▶ Task requirements
[a] In the passage on LMA bite blocks that appears below, list every property that the passage says a bite-block device for LMA applications needs to have.
[b] For each statement below, say whether it agrees with the passage on LMA bite blocks that follows. Support each answer with the deciding words of the passage, quoted exactly.
(i) A three-sided bite block structure is mechanically stronger than one that fully surrounds the air tube.
(ii) Placing the bite block in the center of the mouth makes it harder for the physician to see into the oral cavity.
(iii) In the summary, the bite structure is placed between the patient's incisors.
[c] Write what comes next in the passage on LMA bite blocks below, picking up after its final sentence.

▶ Source extract
This design presents a number of practical problems during use. By using the walls of the channel containing the air tube as a bite block, the only a small area of material is in contact with the incisors. This will result in high forces exerted over a small area, giving rise to large pressures on the bite block when the patient bites down on it, which can lead to failure of the block. Further, a three-sided bite block structure is mechanically weaker than a structure which fully surrounds the air tube. For these reasons, extra material or stronger plastics are required to raise the bite-block strength, increasing the cost of the device.

Moreover, the large size of the air tube bite-block and its position obstruct the oral cavity. This obstruction complicates the use of other devices, such as suction devices which are commonly inserted into the mouth during oral procedures. Additionally, positioning the bite block in the center of the mouth makes it more difficult for the physician to see into the oral cavity.

Yet a further difficulty is that these bite blocks use elongated U-shaped channels to hold the LMA tube over relatively long lengths. As such, this requires the tube to be inserted and secured within the bite block along a relatively long length after the bite block has been installed in the patient's mouth. Consequently, this installation can be difficult and time consuming for the treating medical personnel. Similarly, removal of the air tube from the bite block can also be more complicated.

Other configurations of bite blocks for use with air tubes have also been developed. Some incorporate flanges that engage with the patients teeth (See, e.g., U.S. Pat. No. 6,755,191) and other designs comprise simple bite-blocks that prevent the jaws from closing but are not otherwise coupled to the air tube (See, e.g., U.S. Pat. No. 5,655,519). These designs are still complicated to use and often result in greater obstruction in the patient's mouth.

From the foregoing, it is apparent that there is a need for an improved bite-block and air tube holder. In particular, there is a need for a bite-block device to be used in LMA applications that protects the air tube, is simple to use and provides less obstruction in the patient's mouth.

SUMMARY OF THE INVENTION

The aforementioned needs are satisfied by the LMA bite-block apparatus of the present invention which, in one aspect, comprises a bite structure that is dimensioned so as to be interposed between the patient's molars on one side of the mouth to inhibit the patient from closing their mouth. In this aspect, the apparatus further includes a capture opening that is sized so as to receive an LMA air tube. In one particular implementation, the capture opening is open on one side so as to facilitate installation and removal of the LMA air tube from the capture opening.

▶ Material shown
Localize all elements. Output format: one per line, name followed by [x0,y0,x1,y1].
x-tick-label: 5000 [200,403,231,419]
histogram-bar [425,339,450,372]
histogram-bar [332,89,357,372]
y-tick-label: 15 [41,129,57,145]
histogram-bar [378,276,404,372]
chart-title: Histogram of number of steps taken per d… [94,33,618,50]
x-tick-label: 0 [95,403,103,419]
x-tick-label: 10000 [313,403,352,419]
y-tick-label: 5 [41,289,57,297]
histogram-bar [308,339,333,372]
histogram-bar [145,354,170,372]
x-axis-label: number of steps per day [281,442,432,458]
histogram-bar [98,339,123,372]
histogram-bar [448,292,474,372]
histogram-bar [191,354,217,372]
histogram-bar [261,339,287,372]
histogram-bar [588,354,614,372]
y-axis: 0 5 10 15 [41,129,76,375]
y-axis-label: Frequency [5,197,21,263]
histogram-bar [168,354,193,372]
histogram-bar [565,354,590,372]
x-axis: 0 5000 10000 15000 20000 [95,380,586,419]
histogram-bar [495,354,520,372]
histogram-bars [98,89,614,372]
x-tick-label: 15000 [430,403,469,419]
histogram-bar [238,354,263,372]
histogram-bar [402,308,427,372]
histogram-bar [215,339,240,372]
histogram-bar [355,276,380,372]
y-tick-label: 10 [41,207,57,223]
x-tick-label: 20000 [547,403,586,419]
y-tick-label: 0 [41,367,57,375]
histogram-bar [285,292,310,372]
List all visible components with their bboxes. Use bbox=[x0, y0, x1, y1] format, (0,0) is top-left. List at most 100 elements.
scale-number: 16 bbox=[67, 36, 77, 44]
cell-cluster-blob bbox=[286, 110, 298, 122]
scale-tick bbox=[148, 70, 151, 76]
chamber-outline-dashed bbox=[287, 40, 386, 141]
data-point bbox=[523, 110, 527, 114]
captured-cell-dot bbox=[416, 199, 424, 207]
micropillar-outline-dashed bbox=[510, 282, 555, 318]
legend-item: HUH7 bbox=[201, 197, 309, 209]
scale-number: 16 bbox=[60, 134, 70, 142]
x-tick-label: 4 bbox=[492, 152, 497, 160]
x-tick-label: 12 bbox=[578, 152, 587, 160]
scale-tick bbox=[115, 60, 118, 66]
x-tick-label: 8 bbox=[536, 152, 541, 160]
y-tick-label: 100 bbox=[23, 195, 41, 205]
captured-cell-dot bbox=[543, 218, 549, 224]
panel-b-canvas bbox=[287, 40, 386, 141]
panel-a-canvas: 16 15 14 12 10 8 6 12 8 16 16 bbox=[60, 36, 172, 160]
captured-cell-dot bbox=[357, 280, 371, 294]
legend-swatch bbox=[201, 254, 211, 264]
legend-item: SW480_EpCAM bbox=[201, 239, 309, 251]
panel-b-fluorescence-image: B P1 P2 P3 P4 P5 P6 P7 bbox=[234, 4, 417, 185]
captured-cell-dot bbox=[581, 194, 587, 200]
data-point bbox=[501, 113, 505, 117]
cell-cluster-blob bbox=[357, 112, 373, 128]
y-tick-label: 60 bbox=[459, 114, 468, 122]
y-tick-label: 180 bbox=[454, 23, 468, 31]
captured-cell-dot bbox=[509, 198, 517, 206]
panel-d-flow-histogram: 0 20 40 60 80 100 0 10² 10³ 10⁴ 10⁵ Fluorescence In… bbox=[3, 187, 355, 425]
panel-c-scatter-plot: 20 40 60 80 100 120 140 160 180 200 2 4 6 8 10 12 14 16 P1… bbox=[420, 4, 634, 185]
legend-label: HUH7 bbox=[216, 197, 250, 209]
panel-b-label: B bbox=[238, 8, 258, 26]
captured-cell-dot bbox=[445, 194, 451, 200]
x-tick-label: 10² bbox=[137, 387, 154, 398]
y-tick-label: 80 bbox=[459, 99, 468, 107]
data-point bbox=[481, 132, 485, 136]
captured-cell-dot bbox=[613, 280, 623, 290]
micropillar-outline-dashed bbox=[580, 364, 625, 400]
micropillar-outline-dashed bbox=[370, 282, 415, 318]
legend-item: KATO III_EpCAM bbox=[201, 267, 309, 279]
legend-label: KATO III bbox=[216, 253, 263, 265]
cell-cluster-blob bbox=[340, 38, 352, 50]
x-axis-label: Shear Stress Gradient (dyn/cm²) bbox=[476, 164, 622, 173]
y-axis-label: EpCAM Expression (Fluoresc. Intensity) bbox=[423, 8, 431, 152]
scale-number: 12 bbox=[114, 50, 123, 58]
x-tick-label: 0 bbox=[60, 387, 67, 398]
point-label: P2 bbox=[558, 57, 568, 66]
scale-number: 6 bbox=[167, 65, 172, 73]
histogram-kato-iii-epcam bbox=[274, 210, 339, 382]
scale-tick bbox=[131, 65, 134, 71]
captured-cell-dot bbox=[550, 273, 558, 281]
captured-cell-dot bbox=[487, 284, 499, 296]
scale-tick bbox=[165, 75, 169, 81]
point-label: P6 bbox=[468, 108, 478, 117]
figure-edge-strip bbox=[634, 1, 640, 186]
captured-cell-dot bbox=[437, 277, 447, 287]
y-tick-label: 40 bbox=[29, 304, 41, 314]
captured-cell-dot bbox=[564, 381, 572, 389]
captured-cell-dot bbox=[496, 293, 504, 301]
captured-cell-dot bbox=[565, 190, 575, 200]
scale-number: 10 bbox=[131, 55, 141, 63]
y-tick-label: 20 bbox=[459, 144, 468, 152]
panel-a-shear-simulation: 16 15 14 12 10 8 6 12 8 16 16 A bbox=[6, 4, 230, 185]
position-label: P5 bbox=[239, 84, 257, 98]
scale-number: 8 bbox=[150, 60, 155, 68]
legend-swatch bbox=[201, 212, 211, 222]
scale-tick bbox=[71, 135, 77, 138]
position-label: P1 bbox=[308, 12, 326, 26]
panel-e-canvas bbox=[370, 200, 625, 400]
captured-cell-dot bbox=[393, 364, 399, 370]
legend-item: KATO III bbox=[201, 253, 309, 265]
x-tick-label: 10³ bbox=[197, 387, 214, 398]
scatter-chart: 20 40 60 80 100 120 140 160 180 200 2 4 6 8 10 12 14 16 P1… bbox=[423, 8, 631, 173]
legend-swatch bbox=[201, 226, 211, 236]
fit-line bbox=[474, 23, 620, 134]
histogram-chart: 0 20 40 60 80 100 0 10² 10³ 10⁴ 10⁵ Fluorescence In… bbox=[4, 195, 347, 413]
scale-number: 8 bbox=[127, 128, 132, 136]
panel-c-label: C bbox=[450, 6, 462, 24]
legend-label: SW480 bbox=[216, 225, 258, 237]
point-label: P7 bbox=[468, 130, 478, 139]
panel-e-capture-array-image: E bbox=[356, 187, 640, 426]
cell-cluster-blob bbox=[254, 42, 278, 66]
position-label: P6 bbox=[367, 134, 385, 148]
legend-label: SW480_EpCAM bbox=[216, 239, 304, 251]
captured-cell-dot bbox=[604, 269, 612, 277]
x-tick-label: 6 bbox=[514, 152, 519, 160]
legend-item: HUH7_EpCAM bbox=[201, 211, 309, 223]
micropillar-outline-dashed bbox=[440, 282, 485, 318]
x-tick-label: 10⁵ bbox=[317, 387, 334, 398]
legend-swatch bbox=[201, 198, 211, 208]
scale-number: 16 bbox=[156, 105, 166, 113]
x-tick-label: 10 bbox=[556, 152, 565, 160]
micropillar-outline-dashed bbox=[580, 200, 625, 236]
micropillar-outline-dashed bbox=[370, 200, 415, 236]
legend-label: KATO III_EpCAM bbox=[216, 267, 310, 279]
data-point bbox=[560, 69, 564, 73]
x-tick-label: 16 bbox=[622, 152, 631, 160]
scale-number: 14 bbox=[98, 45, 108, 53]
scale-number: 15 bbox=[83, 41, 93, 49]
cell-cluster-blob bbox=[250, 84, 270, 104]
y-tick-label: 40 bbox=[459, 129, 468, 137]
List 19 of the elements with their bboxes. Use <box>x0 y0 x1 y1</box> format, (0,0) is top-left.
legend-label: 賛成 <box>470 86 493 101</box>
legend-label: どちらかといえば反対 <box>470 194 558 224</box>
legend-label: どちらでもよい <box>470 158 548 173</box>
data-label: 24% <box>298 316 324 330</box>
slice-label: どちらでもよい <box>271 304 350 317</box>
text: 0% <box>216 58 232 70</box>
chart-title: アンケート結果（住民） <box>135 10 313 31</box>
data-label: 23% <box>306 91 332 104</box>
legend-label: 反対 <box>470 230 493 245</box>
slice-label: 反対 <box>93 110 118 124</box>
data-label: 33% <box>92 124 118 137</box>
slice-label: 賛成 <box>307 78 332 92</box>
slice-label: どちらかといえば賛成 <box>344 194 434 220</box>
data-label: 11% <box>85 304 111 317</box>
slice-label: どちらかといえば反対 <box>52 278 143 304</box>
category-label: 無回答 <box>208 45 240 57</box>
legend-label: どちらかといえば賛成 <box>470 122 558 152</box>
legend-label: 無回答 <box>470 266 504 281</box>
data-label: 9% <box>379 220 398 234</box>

▶ Results for each task
[a]
- It protects the air tube.
- It is simple to use.
- It provides less obstruction in the patient's mouth.

[b]
(i) No: "a three-sided bite block structure is mechanically weaker than a structure which fully surrounds the air tube."
(ii) Yes: "positioning the bite block in the center of the mouth makes it more difficult for the physician to see into the oral cavity."
(iii) No: "a bite structure that is dimensioned so as to be interposed between the patient's molars on one side of the mouth"

[c]
In one implementation, the bite-block apparatus further includes a flange that is adapted to be positioned in front of the patient's lips so as to allow the bite block to be secured in position. In this implementation, the capture opening is positioned adjacent the flange and extends outwardly such that the capture opening is generally removed from the patient's mouth which facilitates installation and removal of the tube from the bite-block apparatus.

In one specific implementation, the bite-block structure is tapered from a first end to a second end such that the bite-block structure, when positioned between the patient's molars prevents the patient from closing their molars. At the first end, the flange is positioned so as to extend generally perpendicular to the direction of the bite block structure and the capture opening is formed adjacent one side of the flange. This results in a compact bite-block apparatus which reduces the obstruction within the patient's mouth. In one embodiment, the bite-block structure has a through going hole that can receive a supplemental suction device.

Hence, the apparatus described herein provide for an easier to use, less obstructing device that protects air tubes, such as those used in LMA application from being damaged by the patient's teeth. These and other objects and advantages will become more apparent from the following description taken in conjunction with the accompanying drawings.

BRIEF DESCRIPTION OF THE DRAWINGS

Other features and advantages of the invention will be apparent from the following description taken in connection with the accompanying drawings, wherein:

FIG. 1 is a perspective view of one of the preferred embodiments of the bite-block apparatus;

FIG. 2 is a front side view of a bite-block apparatus of FIG. 1;

FIG. 3 is a top view of the bite-block apparatus of FIG. 1;

FIG. 4 illustrates the bite-block apparatus of FIG. 1 and an LMA airway tube into which the bite-block is to be attached;

FIG. 5A and 5B illustrates the bite-block apparatus of FIG. 1 and an LMA airway tube into which the bite-block is attached by a coupling mechanism;

FIG. 6 illustrates a perspective view of the bite-block apparatus connected to the LMA airway tube of FIG. 1 inserted into place within the patient's mouth;

FIG. 7 illustrates a front view of the bite-block apparatus connected to the LMA airway tube of FIG. 6 inserted into place within the patient's mouth, demonstrating line of sight into the mouth.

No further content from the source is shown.